* begin RECORDS SUPPLIED *

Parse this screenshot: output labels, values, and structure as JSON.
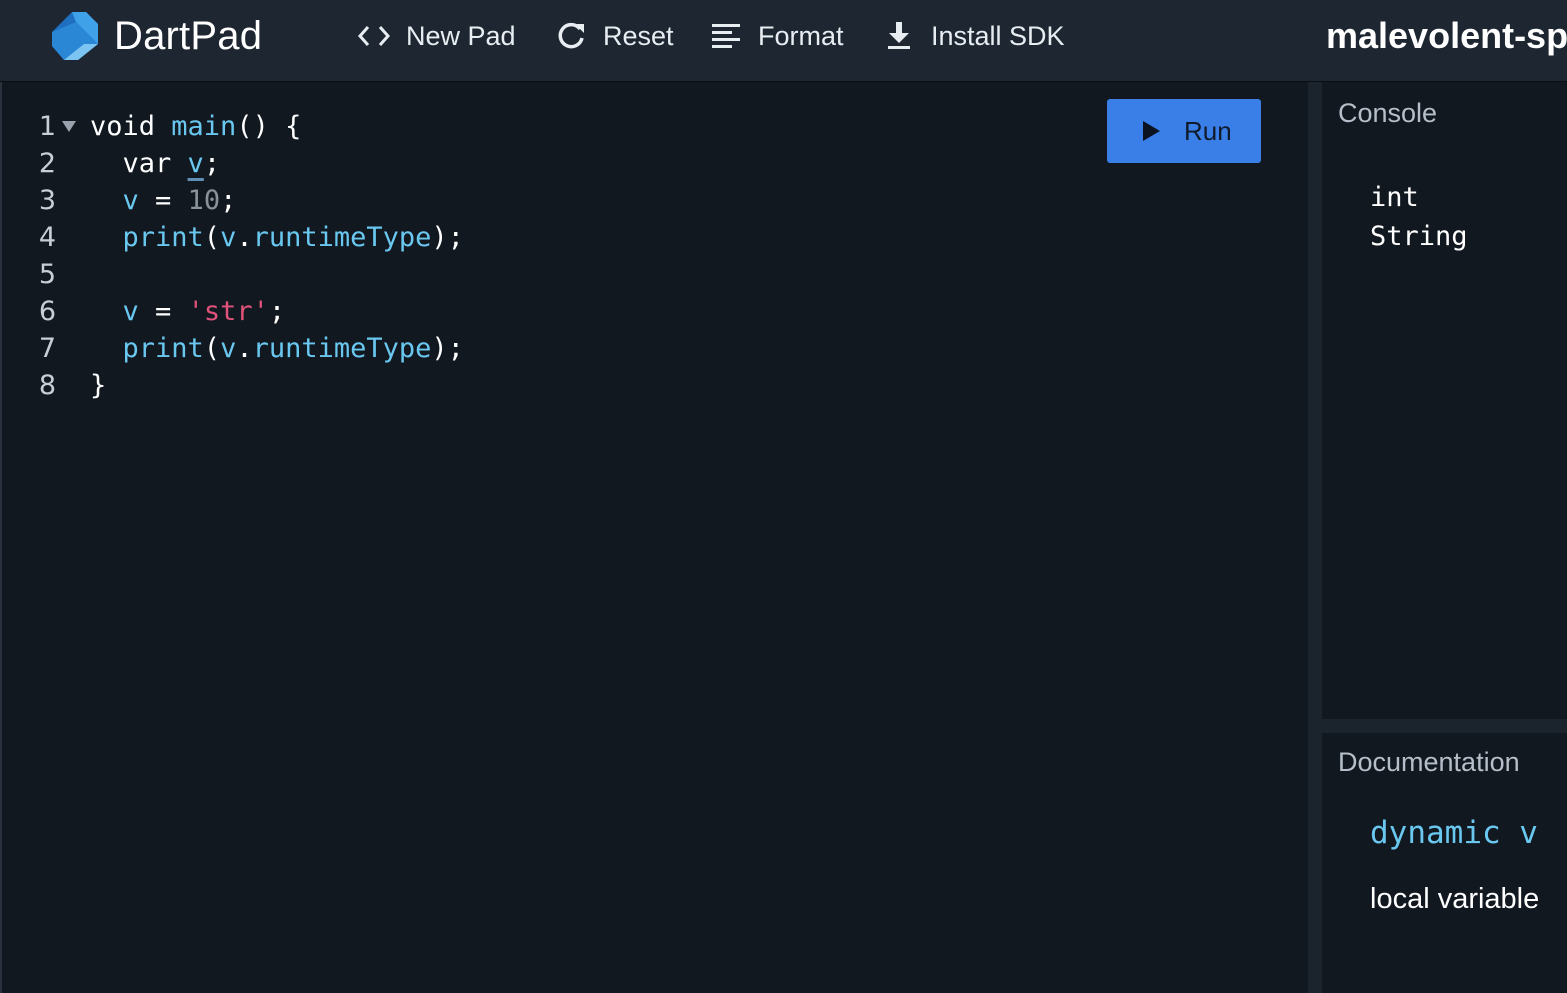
{
  "header": {
    "brand": "DartPad",
    "nav": [
      {
        "label": "New Pad",
        "icon": "code-brackets-icon"
      },
      {
        "label": "Reset",
        "icon": "refresh-icon"
      },
      {
        "label": "Format",
        "icon": "format-align-icon"
      },
      {
        "label": "Install SDK",
        "icon": "download-icon"
      }
    ],
    "pad_name": "malevolent-spa"
  },
  "editor": {
    "run_label": "Run",
    "lines": [
      {
        "number": "1",
        "tokens": [
          {
            "t": "void ",
            "c": "kw"
          },
          {
            "t": "main",
            "c": "fn"
          },
          {
            "t": "() {",
            "c": "plain"
          }
        ]
      },
      {
        "number": "2",
        "tokens": [
          {
            "t": "  var ",
            "c": "kw"
          },
          {
            "t": "v",
            "c": "id"
          },
          {
            "t": ";",
            "c": "plain"
          }
        ]
      },
      {
        "number": "3",
        "tokens": [
          {
            "t": "  v",
            "c": "id"
          },
          {
            "t": " = ",
            "c": "plain"
          },
          {
            "t": "10",
            "c": "num"
          },
          {
            "t": ";",
            "c": "plain"
          }
        ]
      },
      {
        "number": "4",
        "tokens": [
          {
            "t": "  print",
            "c": "fn"
          },
          {
            "t": "(",
            "c": "plain"
          },
          {
            "t": "v",
            "c": "id"
          },
          {
            "t": ".",
            "c": "plain"
          },
          {
            "t": "runtimeType",
            "c": "id"
          },
          {
            "t": ");",
            "c": "plain"
          }
        ]
      },
      {
        "number": "5",
        "tokens": []
      },
      {
        "number": "6",
        "tokens": [
          {
            "t": "  v",
            "c": "id"
          },
          {
            "t": " = ",
            "c": "plain"
          },
          {
            "t": "'str'",
            "c": "str"
          },
          {
            "t": ";",
            "c": "plain"
          }
        ]
      },
      {
        "number": "7",
        "tokens": [
          {
            "t": "  print",
            "c": "fn"
          },
          {
            "t": "(",
            "c": "plain"
          },
          {
            "t": "v",
            "c": "id"
          },
          {
            "t": ".",
            "c": "plain"
          },
          {
            "t": "runtimeType",
            "c": "id"
          },
          {
            "t": ");",
            "c": "plain"
          }
        ]
      },
      {
        "number": "8",
        "tokens": [
          {
            "t": "}",
            "c": "plain"
          }
        ]
      }
    ]
  },
  "console": {
    "title": "Console",
    "output": [
      "int",
      "String"
    ]
  },
  "documentation": {
    "title": "Documentation",
    "signature": "dynamic v",
    "description": "local variable"
  },
  "colors": {
    "accent": "#3a7fe8",
    "identifier": "#6ac8f0",
    "string": "#e0527a",
    "background": "#111820",
    "topbar": "#1d2631"
  }
}
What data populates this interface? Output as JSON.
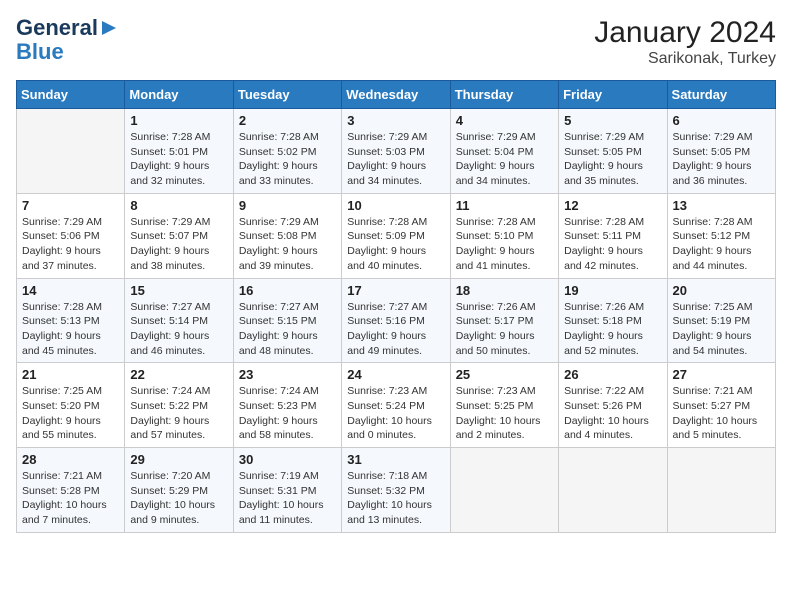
{
  "header": {
    "logo_line1": "General",
    "logo_line2": "Blue",
    "title": "January 2024",
    "subtitle": "Sarikonak, Turkey"
  },
  "calendar": {
    "days_of_week": [
      "Sunday",
      "Monday",
      "Tuesday",
      "Wednesday",
      "Thursday",
      "Friday",
      "Saturday"
    ],
    "weeks": [
      [
        {
          "day": "",
          "info": ""
        },
        {
          "day": "1",
          "info": "Sunrise: 7:28 AM\nSunset: 5:01 PM\nDaylight: 9 hours\nand 32 minutes."
        },
        {
          "day": "2",
          "info": "Sunrise: 7:28 AM\nSunset: 5:02 PM\nDaylight: 9 hours\nand 33 minutes."
        },
        {
          "day": "3",
          "info": "Sunrise: 7:29 AM\nSunset: 5:03 PM\nDaylight: 9 hours\nand 34 minutes."
        },
        {
          "day": "4",
          "info": "Sunrise: 7:29 AM\nSunset: 5:04 PM\nDaylight: 9 hours\nand 34 minutes."
        },
        {
          "day": "5",
          "info": "Sunrise: 7:29 AM\nSunset: 5:05 PM\nDaylight: 9 hours\nand 35 minutes."
        },
        {
          "day": "6",
          "info": "Sunrise: 7:29 AM\nSunset: 5:05 PM\nDaylight: 9 hours\nand 36 minutes."
        }
      ],
      [
        {
          "day": "7",
          "info": "Sunrise: 7:29 AM\nSunset: 5:06 PM\nDaylight: 9 hours\nand 37 minutes."
        },
        {
          "day": "8",
          "info": "Sunrise: 7:29 AM\nSunset: 5:07 PM\nDaylight: 9 hours\nand 38 minutes."
        },
        {
          "day": "9",
          "info": "Sunrise: 7:29 AM\nSunset: 5:08 PM\nDaylight: 9 hours\nand 39 minutes."
        },
        {
          "day": "10",
          "info": "Sunrise: 7:28 AM\nSunset: 5:09 PM\nDaylight: 9 hours\nand 40 minutes."
        },
        {
          "day": "11",
          "info": "Sunrise: 7:28 AM\nSunset: 5:10 PM\nDaylight: 9 hours\nand 41 minutes."
        },
        {
          "day": "12",
          "info": "Sunrise: 7:28 AM\nSunset: 5:11 PM\nDaylight: 9 hours\nand 42 minutes."
        },
        {
          "day": "13",
          "info": "Sunrise: 7:28 AM\nSunset: 5:12 PM\nDaylight: 9 hours\nand 44 minutes."
        }
      ],
      [
        {
          "day": "14",
          "info": "Sunrise: 7:28 AM\nSunset: 5:13 PM\nDaylight: 9 hours\nand 45 minutes."
        },
        {
          "day": "15",
          "info": "Sunrise: 7:27 AM\nSunset: 5:14 PM\nDaylight: 9 hours\nand 46 minutes."
        },
        {
          "day": "16",
          "info": "Sunrise: 7:27 AM\nSunset: 5:15 PM\nDaylight: 9 hours\nand 48 minutes."
        },
        {
          "day": "17",
          "info": "Sunrise: 7:27 AM\nSunset: 5:16 PM\nDaylight: 9 hours\nand 49 minutes."
        },
        {
          "day": "18",
          "info": "Sunrise: 7:26 AM\nSunset: 5:17 PM\nDaylight: 9 hours\nand 50 minutes."
        },
        {
          "day": "19",
          "info": "Sunrise: 7:26 AM\nSunset: 5:18 PM\nDaylight: 9 hours\nand 52 minutes."
        },
        {
          "day": "20",
          "info": "Sunrise: 7:25 AM\nSunset: 5:19 PM\nDaylight: 9 hours\nand 54 minutes."
        }
      ],
      [
        {
          "day": "21",
          "info": "Sunrise: 7:25 AM\nSunset: 5:20 PM\nDaylight: 9 hours\nand 55 minutes."
        },
        {
          "day": "22",
          "info": "Sunrise: 7:24 AM\nSunset: 5:22 PM\nDaylight: 9 hours\nand 57 minutes."
        },
        {
          "day": "23",
          "info": "Sunrise: 7:24 AM\nSunset: 5:23 PM\nDaylight: 9 hours\nand 58 minutes."
        },
        {
          "day": "24",
          "info": "Sunrise: 7:23 AM\nSunset: 5:24 PM\nDaylight: 10 hours\nand 0 minutes."
        },
        {
          "day": "25",
          "info": "Sunrise: 7:23 AM\nSunset: 5:25 PM\nDaylight: 10 hours\nand 2 minutes."
        },
        {
          "day": "26",
          "info": "Sunrise: 7:22 AM\nSunset: 5:26 PM\nDaylight: 10 hours\nand 4 minutes."
        },
        {
          "day": "27",
          "info": "Sunrise: 7:21 AM\nSunset: 5:27 PM\nDaylight: 10 hours\nand 5 minutes."
        }
      ],
      [
        {
          "day": "28",
          "info": "Sunrise: 7:21 AM\nSunset: 5:28 PM\nDaylight: 10 hours\nand 7 minutes."
        },
        {
          "day": "29",
          "info": "Sunrise: 7:20 AM\nSunset: 5:29 PM\nDaylight: 10 hours\nand 9 minutes."
        },
        {
          "day": "30",
          "info": "Sunrise: 7:19 AM\nSunset: 5:31 PM\nDaylight: 10 hours\nand 11 minutes."
        },
        {
          "day": "31",
          "info": "Sunrise: 7:18 AM\nSunset: 5:32 PM\nDaylight: 10 hours\nand 13 minutes."
        },
        {
          "day": "",
          "info": ""
        },
        {
          "day": "",
          "info": ""
        },
        {
          "day": "",
          "info": ""
        }
      ]
    ]
  }
}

* end RECORDS SUPPLIED *

*GOAL OF THE EXERCISE:* Take every line that includes the string "number" and copy it.

*SOLUTION TO THE EXERCISE:*
        "number": "1",
        "number": "2",
        "number": "3",
        "number": "4",
        "number": "5",
        "number": "6",
        "number": "7",
        "number": "8",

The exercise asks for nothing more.